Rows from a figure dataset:
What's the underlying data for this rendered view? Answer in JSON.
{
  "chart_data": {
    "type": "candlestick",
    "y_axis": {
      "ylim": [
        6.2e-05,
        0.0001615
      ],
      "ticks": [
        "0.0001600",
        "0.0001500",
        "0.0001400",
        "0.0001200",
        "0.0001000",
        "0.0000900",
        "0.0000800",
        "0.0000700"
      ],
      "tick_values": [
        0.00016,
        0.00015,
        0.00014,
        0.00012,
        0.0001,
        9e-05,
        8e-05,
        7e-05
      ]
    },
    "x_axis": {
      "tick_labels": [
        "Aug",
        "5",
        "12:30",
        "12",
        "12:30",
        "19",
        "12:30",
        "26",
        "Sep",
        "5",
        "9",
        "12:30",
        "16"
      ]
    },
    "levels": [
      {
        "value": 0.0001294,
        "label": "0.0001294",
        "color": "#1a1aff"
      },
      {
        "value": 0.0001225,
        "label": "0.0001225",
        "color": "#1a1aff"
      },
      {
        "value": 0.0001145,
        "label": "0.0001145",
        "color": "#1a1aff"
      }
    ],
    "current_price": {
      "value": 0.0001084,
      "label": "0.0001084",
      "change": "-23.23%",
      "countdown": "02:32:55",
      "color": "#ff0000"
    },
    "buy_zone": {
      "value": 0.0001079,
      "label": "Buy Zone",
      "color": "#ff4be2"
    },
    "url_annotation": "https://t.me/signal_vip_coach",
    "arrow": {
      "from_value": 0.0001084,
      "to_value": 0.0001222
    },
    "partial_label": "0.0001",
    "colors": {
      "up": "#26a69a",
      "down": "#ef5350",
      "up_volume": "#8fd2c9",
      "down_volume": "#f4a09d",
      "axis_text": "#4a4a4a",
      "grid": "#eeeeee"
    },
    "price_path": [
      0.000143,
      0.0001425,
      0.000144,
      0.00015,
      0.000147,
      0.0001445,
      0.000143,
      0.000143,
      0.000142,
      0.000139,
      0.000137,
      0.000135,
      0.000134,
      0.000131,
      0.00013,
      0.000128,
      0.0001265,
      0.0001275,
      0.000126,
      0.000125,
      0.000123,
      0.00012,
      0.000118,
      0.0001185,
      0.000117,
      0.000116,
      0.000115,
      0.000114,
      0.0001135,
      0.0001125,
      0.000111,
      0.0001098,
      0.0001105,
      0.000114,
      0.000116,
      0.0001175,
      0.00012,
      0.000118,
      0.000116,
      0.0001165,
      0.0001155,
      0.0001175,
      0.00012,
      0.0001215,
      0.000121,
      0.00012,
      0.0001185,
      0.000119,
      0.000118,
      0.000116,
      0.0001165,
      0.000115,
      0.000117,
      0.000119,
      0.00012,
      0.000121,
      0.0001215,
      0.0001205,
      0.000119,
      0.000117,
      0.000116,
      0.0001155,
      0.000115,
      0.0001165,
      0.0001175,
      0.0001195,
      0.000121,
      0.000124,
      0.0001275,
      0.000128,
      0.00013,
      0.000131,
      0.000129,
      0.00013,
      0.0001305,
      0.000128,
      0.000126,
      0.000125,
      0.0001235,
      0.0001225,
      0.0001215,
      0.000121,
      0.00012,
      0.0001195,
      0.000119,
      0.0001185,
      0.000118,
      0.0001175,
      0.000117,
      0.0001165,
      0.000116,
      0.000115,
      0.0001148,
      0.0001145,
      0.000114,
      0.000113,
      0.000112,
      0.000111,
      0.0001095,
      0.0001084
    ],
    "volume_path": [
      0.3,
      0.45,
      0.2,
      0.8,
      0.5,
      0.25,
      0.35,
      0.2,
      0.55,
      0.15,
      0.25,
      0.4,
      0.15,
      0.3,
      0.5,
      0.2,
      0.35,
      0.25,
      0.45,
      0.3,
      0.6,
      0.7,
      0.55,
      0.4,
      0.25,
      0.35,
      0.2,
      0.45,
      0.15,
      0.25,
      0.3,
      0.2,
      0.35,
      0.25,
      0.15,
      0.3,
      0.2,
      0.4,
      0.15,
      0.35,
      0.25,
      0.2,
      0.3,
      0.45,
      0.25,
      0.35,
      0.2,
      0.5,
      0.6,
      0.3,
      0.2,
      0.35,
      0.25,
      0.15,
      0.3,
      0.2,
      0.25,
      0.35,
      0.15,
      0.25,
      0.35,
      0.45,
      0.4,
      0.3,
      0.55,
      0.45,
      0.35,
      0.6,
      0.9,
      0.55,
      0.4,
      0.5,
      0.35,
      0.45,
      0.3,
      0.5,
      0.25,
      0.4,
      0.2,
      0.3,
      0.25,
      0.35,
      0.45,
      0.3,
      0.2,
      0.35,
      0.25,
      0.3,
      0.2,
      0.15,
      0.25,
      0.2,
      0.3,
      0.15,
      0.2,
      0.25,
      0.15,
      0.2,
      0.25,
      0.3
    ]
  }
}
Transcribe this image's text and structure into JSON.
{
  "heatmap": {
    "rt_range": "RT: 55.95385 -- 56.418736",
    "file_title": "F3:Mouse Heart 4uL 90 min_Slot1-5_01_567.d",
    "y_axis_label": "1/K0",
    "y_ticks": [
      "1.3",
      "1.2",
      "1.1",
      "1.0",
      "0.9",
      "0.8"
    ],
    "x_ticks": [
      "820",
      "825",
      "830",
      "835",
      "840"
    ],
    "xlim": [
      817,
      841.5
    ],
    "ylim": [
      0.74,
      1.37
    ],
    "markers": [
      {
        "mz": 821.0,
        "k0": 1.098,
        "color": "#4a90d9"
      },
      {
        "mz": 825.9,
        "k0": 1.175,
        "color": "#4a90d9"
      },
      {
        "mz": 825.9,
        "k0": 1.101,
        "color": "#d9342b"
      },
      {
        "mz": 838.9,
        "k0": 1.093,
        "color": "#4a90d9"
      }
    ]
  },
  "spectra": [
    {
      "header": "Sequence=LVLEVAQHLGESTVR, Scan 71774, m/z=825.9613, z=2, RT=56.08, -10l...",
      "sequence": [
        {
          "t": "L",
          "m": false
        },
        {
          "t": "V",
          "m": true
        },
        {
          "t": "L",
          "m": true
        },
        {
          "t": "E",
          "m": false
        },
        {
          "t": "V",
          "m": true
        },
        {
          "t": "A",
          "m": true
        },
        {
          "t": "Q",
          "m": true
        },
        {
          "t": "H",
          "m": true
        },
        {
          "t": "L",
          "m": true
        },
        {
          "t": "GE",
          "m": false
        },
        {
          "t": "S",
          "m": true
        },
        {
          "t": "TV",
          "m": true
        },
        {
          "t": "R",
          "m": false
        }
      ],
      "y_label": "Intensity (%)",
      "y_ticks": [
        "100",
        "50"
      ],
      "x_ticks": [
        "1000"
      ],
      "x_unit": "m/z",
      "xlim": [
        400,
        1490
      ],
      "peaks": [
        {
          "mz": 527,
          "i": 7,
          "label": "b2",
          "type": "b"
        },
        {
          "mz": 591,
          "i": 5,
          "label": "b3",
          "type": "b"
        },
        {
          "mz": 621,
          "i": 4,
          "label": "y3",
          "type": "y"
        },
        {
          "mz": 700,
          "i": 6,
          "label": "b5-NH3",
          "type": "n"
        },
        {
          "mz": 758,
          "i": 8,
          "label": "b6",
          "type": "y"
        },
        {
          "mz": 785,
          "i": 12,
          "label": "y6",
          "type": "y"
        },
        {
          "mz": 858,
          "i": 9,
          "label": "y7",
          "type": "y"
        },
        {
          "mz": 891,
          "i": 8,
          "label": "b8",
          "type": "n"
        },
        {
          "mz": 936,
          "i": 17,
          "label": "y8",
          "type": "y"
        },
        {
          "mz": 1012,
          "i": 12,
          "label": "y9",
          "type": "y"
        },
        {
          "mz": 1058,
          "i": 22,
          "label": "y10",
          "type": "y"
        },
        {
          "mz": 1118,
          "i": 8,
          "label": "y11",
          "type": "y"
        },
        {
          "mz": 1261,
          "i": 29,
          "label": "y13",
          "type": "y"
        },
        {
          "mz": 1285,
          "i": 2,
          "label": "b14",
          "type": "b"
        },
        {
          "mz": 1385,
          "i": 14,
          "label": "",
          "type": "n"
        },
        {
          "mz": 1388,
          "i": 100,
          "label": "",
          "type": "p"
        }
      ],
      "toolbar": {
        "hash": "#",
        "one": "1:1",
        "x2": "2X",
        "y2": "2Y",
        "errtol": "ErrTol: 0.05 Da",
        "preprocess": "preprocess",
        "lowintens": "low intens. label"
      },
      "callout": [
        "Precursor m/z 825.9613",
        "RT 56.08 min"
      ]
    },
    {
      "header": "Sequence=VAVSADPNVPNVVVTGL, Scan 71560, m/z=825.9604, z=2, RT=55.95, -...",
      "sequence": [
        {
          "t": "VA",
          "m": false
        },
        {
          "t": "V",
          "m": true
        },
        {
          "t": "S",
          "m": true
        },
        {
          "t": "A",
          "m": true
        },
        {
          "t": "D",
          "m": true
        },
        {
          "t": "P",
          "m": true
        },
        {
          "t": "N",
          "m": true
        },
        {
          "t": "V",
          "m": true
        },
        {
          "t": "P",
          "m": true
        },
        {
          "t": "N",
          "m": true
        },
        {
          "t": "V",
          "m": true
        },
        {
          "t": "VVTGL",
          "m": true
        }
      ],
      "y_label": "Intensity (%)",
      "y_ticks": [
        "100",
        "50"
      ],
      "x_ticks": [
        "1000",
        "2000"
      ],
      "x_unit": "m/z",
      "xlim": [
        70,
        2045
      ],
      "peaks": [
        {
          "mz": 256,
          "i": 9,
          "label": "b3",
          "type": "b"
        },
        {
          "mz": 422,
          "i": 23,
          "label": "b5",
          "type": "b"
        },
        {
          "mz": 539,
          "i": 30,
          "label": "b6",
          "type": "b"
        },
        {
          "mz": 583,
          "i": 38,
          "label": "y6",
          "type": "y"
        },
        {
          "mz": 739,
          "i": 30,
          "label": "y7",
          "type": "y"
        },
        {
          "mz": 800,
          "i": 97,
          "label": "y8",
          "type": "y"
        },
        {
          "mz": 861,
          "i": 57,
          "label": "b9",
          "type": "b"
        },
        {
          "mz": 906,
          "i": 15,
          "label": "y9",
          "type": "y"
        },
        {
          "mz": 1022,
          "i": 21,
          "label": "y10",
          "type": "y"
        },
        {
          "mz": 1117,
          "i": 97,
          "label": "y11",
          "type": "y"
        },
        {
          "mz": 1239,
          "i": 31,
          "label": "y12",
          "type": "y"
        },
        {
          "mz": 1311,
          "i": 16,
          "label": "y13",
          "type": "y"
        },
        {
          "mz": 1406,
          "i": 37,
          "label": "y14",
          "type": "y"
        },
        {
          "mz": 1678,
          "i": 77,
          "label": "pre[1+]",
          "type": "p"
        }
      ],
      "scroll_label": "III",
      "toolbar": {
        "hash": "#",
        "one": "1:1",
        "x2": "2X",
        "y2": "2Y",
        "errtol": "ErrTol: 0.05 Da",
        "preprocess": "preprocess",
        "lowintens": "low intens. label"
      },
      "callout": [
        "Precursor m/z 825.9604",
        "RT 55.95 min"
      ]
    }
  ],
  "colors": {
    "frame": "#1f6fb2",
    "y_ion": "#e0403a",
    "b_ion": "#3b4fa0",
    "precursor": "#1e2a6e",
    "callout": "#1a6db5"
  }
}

**Stated goal:** Scan the material above. Copy each line that holds the word "header".

**Solution to this problem:**
      "header": "Sequence=LVLEVAQHLGESTVR, Scan 71774, m/z=825.9613, z=2, RT=56.08, -10l...",
      "header": "Sequence=VAVSADPNVPNVVVTGL, Scan 71560, m/z=825.9604, z=2, RT=55.95, -...",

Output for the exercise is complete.